Copy out every line of the entries below without changing anything, and leave out the pictures.

◆ ◆ ◆ ◆ ◆ ◆ ◆

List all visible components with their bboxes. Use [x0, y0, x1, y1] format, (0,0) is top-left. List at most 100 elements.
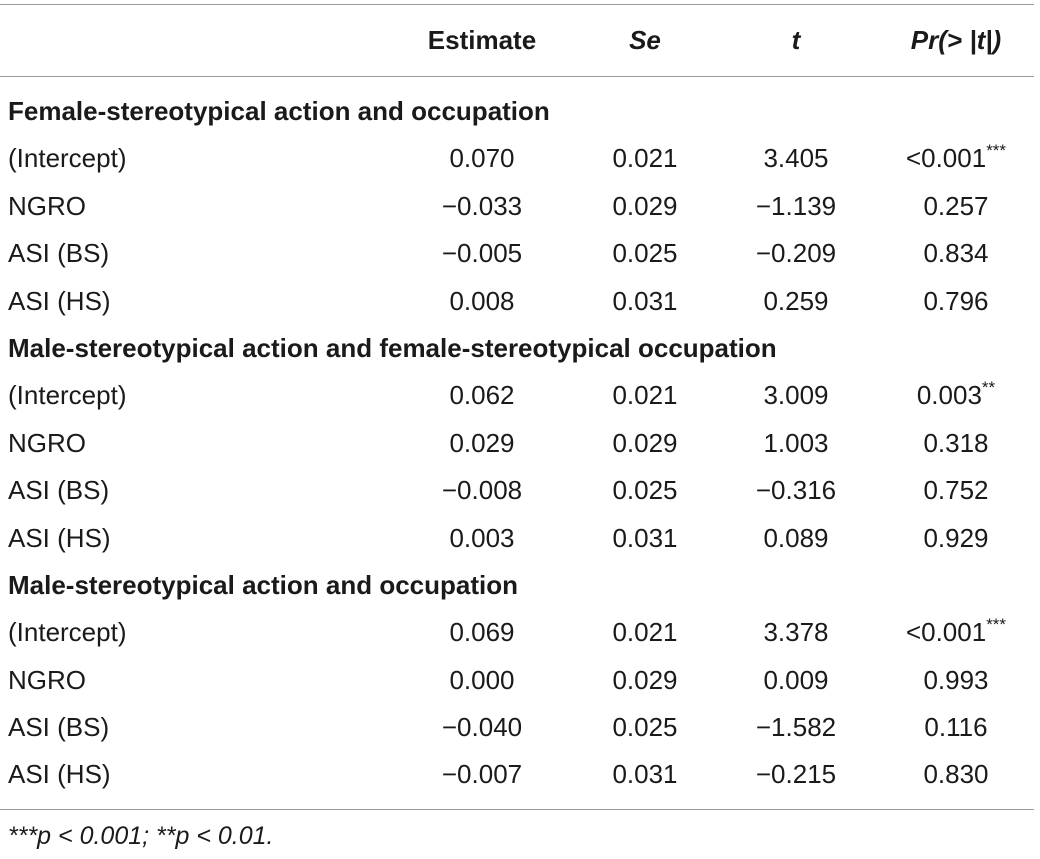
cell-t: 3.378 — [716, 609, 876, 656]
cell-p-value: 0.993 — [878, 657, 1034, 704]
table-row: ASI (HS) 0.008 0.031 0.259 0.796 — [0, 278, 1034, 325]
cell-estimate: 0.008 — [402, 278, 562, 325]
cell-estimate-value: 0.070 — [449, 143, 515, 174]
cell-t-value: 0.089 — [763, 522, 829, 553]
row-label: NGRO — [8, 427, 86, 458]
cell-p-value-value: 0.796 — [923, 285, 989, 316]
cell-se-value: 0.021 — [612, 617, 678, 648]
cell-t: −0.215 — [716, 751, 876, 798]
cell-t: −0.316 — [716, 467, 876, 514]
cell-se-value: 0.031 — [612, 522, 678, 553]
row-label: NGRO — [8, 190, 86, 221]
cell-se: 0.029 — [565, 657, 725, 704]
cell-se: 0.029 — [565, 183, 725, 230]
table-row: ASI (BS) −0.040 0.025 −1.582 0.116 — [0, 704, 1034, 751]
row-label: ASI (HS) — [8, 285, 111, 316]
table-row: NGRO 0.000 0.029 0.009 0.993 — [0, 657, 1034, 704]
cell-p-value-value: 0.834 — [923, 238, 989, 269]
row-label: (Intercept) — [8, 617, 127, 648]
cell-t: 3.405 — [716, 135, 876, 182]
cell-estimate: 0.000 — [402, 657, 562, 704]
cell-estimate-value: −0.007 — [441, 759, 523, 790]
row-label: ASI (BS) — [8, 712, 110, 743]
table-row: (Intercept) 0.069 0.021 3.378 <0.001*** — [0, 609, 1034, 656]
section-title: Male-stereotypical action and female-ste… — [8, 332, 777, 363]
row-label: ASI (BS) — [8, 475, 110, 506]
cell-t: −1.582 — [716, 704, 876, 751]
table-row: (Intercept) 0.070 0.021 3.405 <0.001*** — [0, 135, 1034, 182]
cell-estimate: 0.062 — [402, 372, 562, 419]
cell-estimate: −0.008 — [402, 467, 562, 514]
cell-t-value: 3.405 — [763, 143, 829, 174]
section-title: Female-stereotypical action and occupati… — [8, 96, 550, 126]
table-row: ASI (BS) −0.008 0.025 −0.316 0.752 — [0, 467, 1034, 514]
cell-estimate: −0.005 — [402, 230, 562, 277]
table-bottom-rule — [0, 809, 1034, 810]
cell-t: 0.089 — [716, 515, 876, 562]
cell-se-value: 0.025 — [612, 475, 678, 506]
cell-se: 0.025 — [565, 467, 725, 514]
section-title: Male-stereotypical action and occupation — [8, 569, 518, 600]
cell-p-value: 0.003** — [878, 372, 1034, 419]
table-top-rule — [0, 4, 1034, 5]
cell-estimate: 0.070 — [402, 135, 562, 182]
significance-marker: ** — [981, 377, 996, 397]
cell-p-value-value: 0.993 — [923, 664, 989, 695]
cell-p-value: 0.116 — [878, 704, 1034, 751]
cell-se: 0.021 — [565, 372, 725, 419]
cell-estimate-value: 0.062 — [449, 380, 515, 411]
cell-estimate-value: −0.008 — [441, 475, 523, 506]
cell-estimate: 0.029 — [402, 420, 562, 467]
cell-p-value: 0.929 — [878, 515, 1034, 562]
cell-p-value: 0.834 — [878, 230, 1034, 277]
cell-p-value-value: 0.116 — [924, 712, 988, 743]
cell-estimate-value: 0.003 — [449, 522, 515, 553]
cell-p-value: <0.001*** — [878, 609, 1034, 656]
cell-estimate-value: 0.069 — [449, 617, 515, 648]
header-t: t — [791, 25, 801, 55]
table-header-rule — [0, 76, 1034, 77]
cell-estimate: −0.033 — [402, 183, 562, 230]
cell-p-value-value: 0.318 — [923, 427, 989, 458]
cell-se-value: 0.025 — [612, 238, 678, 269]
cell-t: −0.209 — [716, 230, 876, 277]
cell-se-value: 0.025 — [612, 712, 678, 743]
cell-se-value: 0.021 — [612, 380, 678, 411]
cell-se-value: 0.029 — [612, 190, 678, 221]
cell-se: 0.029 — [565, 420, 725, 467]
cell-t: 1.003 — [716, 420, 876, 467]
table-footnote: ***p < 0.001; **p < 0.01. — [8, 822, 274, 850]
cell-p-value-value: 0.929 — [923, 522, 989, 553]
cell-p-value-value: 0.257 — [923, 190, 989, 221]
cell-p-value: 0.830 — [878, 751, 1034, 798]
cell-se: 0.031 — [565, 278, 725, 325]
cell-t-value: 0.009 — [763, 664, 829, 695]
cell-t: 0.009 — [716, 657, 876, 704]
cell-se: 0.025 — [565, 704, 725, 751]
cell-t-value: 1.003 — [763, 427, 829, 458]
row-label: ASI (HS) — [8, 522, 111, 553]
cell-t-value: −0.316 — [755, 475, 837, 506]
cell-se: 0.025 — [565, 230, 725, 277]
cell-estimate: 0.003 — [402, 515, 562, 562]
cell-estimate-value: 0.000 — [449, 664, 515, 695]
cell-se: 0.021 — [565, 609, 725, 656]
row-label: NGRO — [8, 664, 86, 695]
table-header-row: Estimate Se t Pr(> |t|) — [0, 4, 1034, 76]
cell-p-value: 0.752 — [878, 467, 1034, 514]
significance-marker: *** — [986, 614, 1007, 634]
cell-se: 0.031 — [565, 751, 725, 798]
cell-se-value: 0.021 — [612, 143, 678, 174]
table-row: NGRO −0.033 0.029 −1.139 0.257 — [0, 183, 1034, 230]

◆ ◆ ◆ ◆ ◆ ◆ ◆

## Output of the task
List all visible components with their bboxes. Use [x0, y0, x1, y1] format, (0,0) is top-left. List at most 100 elements.
cell-t: 3.378 — [716, 609, 876, 656]
cell-p-value: 0.993 — [878, 657, 1034, 704]
table-row: ASI (HS) 0.008 0.031 0.259 0.796 — [0, 278, 1034, 325]
cell-estimate: 0.008 — [402, 278, 562, 325]
cell-estimate-value: 0.070 — [449, 143, 515, 174]
cell-t-value: 0.089 — [763, 522, 829, 553]
row-label: NGRO — [8, 427, 86, 458]
cell-p-value-value: 0.796 — [923, 285, 989, 316]
cell-se-value: 0.021 — [612, 617, 678, 648]
cell-t: −0.215 — [716, 751, 876, 798]
cell-t: −0.316 — [716, 467, 876, 514]
cell-se-value: 0.031 — [612, 522, 678, 553]
row-label: NGRO — [8, 190, 86, 221]
cell-se: 0.029 — [565, 657, 725, 704]
cell-se: 0.029 — [565, 183, 725, 230]
table-row: ASI (BS) −0.040 0.025 −1.582 0.116 — [0, 704, 1034, 751]
row-label: ASI (HS) — [8, 285, 111, 316]
table-row: NGRO 0.000 0.029 0.009 0.993 — [0, 657, 1034, 704]
cell-p-value-value: 0.834 — [923, 238, 989, 269]
row-label: (Intercept) — [8, 617, 127, 648]
cell-t: 3.405 — [716, 135, 876, 182]
cell-estimate: 0.000 — [402, 657, 562, 704]
cell-estimate-value: −0.007 — [441, 759, 523, 790]
row-label: ASI (BS) — [8, 712, 110, 743]
table-row: (Intercept) 0.069 0.021 3.378 <0.001*** — [0, 609, 1034, 656]
section-title: Male-stereotypical action and female-ste… — [8, 332, 777, 363]
row-label: ASI (BS) — [8, 475, 110, 506]
cell-t: −1.582 — [716, 704, 876, 751]
table-row: (Intercept) 0.070 0.021 3.405 <0.001*** — [0, 135, 1034, 182]
cell-estimate: 0.062 — [402, 372, 562, 419]
cell-estimate: −0.008 — [402, 467, 562, 514]
cell-t-value: 3.405 — [763, 143, 829, 174]
section-title: Female-stereotypical action and occupati… — [8, 96, 550, 126]
table-row: ASI (BS) −0.008 0.025 −0.316 0.752 — [0, 467, 1034, 514]
cell-estimate: −0.005 — [402, 230, 562, 277]
table-bottom-rule — [0, 809, 1034, 810]
cell-t: 0.089 — [716, 515, 876, 562]
cell-se-value: 0.025 — [612, 475, 678, 506]
cell-se: 0.025 — [565, 467, 725, 514]
section-title: Male-stereotypical action and occupation — [8, 569, 518, 600]
cell-p-value: 0.003** — [878, 372, 1034, 419]
table-top-rule — [0, 4, 1034, 5]
cell-estimate: 0.070 — [402, 135, 562, 182]
significance-marker: ** — [981, 377, 996, 397]
cell-p-value-value: 0.993 — [923, 664, 989, 695]
cell-p-value: 0.116 — [878, 704, 1034, 751]
cell-se: 0.021 — [565, 372, 725, 419]
cell-estimate-value: 0.062 — [449, 380, 515, 411]
cell-estimate-value: −0.008 — [441, 475, 523, 506]
cell-estimate: 0.029 — [402, 420, 562, 467]
cell-p-value: 0.929 — [878, 515, 1034, 562]
cell-p-value: 0.834 — [878, 230, 1034, 277]
cell-p-value-value: 0.116 — [924, 712, 988, 743]
cell-estimate-value: 0.003 — [449, 522, 515, 553]
cell-p-value: <0.001*** — [878, 609, 1034, 656]
cell-estimate-value: 0.069 — [449, 617, 515, 648]
header-t: t — [791, 25, 801, 55]
table-header-rule — [0, 76, 1034, 77]
cell-estimate: −0.033 — [402, 183, 562, 230]
cell-p-value-value: 0.318 — [923, 427, 989, 458]
cell-se-value: 0.025 — [612, 238, 678, 269]
cell-t: −0.209 — [716, 230, 876, 277]
cell-se-value: 0.025 — [612, 712, 678, 743]
cell-se-value: 0.021 — [612, 380, 678, 411]
cell-se-value: 0.029 — [612, 190, 678, 221]
cell-se: 0.029 — [565, 420, 725, 467]
cell-t: 1.003 — [716, 420, 876, 467]
table-footnote: ***p < 0.001; **p < 0.01. — [8, 822, 274, 850]
cell-p-value-value: 0.929 — [923, 522, 989, 553]
cell-p-value-value: 0.257 — [923, 190, 989, 221]
cell-p-value: 0.830 — [878, 751, 1034, 798]
cell-se: 0.031 — [565, 278, 725, 325]
cell-t-value: 0.009 — [763, 664, 829, 695]
cell-t: 0.009 — [716, 657, 876, 704]
cell-se: 0.025 — [565, 704, 725, 751]
cell-t-value: 1.003 — [763, 427, 829, 458]
row-label: ASI (HS) — [8, 522, 111, 553]
cell-t-value: −0.316 — [755, 475, 837, 506]
cell-se: 0.025 — [565, 230, 725, 277]
cell-estimate: 0.003 — [402, 515, 562, 562]
cell-estimate-value: 0.000 — [449, 664, 515, 695]
cell-se: 0.021 — [565, 609, 725, 656]
row-label: NGRO — [8, 664, 86, 695]
table-header-row: Estimate Se t Pr(> |t|) — [0, 4, 1034, 76]
cell-p-value: 0.752 — [878, 467, 1034, 514]
significance-marker: *** — [986, 614, 1007, 634]
cell-se: 0.031 — [565, 751, 725, 798]
cell-se-value: 0.021 — [612, 143, 678, 174]
table-row: NGRO −0.033 0.029 −1.139 0.257 — [0, 183, 1034, 230]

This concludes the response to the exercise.